* **Given task**:
Count lines, not occurrences: give the number of lines holding the word "false", and nothing besides.

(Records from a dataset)
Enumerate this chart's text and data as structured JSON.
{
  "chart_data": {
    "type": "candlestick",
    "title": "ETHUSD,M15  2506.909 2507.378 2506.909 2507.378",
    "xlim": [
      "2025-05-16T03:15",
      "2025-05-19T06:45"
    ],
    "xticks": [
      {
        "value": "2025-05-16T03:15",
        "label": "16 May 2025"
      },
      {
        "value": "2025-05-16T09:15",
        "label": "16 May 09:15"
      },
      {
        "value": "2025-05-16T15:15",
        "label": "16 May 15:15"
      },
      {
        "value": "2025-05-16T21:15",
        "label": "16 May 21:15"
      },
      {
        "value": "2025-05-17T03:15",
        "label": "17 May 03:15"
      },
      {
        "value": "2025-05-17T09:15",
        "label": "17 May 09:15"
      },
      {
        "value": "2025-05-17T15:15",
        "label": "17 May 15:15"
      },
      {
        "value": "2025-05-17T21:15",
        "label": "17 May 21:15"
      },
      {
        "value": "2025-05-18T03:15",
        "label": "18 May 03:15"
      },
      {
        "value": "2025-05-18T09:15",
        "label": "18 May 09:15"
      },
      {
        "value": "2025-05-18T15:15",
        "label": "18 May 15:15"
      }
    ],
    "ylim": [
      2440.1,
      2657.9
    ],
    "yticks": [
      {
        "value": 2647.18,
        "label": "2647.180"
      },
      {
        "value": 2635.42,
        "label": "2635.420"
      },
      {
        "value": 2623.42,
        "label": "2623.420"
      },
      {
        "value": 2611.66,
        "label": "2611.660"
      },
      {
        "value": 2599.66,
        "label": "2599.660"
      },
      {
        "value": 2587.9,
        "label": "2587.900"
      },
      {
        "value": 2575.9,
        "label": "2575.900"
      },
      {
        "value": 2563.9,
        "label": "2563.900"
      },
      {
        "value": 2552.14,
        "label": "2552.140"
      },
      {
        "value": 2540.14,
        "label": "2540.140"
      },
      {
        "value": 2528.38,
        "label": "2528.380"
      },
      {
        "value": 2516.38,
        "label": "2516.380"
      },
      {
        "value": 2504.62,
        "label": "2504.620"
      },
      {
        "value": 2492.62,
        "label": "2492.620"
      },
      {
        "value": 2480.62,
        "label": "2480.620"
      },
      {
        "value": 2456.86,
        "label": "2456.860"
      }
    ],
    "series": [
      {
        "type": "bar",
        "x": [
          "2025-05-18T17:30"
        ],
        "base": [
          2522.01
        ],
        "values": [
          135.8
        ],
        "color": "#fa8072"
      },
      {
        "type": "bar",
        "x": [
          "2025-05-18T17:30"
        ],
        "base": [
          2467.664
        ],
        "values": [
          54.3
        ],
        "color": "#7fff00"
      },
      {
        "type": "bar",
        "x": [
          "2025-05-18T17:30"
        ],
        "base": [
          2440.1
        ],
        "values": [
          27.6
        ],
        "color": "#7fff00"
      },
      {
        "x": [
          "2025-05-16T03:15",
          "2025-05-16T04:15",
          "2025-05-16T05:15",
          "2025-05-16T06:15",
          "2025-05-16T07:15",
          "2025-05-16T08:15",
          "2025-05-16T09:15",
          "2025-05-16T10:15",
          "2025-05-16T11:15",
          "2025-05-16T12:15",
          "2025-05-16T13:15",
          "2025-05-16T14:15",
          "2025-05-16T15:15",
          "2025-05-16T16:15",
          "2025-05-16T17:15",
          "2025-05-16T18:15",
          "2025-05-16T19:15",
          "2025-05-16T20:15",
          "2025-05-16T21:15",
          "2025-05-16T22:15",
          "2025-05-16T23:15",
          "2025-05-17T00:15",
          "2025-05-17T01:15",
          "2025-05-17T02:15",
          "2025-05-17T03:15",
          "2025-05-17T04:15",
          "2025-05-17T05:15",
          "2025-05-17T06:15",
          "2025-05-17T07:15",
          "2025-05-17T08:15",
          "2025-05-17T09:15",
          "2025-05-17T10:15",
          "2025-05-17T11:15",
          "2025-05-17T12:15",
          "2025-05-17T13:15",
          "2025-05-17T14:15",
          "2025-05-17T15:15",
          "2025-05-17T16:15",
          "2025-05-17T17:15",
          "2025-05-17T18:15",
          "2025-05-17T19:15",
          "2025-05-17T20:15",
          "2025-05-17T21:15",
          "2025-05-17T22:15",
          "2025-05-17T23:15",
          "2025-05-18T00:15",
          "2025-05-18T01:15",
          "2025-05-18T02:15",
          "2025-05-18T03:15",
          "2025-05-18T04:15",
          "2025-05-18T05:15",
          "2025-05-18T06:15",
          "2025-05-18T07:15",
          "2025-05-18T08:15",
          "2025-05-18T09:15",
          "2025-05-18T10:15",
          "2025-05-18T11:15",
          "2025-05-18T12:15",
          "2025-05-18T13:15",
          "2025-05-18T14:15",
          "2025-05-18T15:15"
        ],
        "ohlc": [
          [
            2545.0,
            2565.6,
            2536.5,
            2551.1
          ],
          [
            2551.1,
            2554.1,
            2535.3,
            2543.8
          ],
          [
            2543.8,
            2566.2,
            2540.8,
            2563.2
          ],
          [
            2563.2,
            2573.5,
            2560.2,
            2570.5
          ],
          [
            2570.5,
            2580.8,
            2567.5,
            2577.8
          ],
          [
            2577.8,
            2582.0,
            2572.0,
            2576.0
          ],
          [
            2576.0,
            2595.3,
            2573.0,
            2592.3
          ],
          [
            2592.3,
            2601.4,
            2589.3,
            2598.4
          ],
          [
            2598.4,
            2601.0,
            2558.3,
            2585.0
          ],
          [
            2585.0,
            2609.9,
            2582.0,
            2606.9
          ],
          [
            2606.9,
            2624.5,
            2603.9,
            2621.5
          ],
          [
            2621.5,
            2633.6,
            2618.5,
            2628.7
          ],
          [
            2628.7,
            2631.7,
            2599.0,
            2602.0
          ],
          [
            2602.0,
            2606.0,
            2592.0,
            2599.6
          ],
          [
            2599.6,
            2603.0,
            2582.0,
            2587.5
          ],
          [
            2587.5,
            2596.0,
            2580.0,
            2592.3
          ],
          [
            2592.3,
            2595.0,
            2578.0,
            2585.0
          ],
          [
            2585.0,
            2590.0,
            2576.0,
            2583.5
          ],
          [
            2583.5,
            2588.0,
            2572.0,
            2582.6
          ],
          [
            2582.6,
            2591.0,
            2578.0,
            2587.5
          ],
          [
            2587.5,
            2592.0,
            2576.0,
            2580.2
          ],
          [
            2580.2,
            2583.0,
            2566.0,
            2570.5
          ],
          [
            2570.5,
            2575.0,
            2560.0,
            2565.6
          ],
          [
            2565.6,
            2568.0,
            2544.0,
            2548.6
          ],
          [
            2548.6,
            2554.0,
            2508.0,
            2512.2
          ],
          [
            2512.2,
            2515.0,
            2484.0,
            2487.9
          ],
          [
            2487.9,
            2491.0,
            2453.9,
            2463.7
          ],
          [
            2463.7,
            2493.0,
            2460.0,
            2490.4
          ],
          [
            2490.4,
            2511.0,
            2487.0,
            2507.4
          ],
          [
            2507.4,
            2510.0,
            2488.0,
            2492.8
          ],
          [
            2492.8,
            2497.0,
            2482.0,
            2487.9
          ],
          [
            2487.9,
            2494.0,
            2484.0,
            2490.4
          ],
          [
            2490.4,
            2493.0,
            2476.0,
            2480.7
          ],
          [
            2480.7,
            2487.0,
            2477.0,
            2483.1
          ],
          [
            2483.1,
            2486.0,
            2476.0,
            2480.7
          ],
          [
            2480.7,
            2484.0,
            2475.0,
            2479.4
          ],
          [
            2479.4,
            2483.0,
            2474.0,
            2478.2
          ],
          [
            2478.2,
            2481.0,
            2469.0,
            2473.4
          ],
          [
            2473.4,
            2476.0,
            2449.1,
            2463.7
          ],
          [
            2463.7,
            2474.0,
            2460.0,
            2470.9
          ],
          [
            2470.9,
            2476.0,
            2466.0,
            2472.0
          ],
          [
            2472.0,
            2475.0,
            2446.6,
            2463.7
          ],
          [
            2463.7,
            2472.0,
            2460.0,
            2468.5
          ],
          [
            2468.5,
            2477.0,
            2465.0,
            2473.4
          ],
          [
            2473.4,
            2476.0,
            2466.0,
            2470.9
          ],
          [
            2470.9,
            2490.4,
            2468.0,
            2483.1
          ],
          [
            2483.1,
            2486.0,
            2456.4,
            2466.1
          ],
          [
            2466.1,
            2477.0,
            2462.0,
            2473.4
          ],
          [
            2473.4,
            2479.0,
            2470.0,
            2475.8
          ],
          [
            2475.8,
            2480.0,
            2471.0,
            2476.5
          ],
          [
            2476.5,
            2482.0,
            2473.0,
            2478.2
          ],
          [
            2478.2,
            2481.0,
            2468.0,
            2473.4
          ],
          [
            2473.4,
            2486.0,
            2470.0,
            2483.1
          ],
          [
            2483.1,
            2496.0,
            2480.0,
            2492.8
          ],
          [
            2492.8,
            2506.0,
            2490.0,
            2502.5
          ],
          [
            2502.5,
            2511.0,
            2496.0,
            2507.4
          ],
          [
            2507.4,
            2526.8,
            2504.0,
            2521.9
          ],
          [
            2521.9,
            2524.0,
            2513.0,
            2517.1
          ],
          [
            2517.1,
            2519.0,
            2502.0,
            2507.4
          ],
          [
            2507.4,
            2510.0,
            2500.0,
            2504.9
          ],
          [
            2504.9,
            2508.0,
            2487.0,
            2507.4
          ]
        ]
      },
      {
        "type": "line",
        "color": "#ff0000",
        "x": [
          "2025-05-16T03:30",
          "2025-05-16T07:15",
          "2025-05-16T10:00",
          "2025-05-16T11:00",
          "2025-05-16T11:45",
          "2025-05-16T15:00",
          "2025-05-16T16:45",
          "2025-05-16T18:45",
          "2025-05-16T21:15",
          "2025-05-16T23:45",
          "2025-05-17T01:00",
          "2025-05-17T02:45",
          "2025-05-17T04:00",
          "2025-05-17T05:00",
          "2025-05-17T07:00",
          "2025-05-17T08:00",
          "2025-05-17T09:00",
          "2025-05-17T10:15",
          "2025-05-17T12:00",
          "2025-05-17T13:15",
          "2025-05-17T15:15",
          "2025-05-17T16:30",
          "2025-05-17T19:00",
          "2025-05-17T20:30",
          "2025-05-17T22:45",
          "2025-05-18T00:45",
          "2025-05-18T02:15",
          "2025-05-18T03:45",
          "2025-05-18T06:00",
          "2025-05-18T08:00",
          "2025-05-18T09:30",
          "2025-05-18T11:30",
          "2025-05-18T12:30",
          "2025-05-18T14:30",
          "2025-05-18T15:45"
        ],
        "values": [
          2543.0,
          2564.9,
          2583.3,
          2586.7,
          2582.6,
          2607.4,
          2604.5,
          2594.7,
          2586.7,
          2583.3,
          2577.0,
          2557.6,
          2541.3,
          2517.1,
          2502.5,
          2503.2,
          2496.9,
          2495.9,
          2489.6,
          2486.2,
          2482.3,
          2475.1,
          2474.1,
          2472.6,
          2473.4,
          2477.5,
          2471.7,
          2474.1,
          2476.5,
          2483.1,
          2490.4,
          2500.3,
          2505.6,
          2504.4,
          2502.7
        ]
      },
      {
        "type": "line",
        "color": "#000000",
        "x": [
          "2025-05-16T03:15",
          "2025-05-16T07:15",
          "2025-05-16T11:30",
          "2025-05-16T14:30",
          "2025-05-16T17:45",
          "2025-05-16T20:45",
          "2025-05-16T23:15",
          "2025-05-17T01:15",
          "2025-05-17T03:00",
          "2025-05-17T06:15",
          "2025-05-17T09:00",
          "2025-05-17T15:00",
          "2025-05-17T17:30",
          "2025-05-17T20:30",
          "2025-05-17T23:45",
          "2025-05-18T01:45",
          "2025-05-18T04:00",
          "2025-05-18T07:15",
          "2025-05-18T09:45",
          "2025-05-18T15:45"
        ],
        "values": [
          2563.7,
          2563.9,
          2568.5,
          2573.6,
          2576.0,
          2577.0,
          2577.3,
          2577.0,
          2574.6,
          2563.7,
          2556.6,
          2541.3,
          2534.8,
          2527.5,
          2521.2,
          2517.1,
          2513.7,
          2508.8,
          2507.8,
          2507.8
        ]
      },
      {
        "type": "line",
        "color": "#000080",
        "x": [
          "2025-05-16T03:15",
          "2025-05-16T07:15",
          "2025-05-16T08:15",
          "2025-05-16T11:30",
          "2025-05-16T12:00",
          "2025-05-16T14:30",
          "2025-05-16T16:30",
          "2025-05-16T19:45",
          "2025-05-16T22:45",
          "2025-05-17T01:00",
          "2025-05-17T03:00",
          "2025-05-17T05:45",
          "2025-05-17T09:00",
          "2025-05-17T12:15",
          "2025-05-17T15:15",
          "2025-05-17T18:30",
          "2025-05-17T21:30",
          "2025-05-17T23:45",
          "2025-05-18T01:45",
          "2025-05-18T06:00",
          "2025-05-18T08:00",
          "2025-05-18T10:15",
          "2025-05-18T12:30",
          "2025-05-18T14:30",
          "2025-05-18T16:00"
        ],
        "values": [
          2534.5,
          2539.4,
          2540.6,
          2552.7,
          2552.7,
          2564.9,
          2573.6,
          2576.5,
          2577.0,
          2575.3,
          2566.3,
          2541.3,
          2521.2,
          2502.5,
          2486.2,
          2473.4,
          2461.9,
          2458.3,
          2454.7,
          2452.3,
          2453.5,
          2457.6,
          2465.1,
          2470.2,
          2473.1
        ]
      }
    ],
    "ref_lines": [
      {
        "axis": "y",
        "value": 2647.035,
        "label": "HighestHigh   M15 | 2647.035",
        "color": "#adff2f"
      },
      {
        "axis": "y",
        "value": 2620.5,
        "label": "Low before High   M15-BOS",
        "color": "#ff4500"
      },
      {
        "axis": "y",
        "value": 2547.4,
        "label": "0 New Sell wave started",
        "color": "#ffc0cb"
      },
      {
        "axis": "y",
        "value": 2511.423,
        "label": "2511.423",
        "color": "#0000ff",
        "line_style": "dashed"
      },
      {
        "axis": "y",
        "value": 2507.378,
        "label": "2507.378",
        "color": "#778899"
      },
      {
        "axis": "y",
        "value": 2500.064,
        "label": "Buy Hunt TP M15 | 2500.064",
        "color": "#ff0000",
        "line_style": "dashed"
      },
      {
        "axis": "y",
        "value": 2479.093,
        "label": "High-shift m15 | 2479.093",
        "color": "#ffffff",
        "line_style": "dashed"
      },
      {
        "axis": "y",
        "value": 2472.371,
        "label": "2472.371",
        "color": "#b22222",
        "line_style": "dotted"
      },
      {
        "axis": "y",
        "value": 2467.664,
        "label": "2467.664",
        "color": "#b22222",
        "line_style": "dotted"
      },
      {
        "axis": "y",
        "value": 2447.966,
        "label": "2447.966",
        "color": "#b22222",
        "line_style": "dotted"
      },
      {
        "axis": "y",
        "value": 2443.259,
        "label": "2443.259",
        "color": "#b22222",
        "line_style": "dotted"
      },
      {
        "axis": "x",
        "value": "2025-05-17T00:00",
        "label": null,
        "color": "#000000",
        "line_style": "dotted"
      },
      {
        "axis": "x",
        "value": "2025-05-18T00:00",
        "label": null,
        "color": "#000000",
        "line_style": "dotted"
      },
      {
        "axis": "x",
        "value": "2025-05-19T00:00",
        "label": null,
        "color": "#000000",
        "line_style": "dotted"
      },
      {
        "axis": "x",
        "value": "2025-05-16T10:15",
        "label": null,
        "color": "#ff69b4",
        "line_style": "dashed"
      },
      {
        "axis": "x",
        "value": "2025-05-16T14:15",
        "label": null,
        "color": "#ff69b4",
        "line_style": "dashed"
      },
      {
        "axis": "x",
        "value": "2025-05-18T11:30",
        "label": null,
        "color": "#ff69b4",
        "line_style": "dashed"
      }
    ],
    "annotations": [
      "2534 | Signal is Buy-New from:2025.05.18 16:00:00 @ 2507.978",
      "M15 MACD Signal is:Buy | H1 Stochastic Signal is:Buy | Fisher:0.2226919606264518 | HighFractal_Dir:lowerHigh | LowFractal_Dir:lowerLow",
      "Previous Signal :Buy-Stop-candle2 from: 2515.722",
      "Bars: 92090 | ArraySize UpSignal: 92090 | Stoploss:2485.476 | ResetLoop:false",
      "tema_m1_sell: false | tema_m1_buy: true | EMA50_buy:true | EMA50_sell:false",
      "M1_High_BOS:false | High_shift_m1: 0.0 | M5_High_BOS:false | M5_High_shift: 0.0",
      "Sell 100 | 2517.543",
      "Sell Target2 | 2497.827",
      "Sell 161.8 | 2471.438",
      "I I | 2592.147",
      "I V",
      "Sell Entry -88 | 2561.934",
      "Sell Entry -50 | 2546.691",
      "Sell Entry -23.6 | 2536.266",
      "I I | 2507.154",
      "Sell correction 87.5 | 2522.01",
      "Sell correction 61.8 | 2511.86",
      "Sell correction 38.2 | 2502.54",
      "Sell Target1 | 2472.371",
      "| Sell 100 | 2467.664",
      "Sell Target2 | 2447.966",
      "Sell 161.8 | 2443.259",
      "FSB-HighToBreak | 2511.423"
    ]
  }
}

* **The completed task**:
3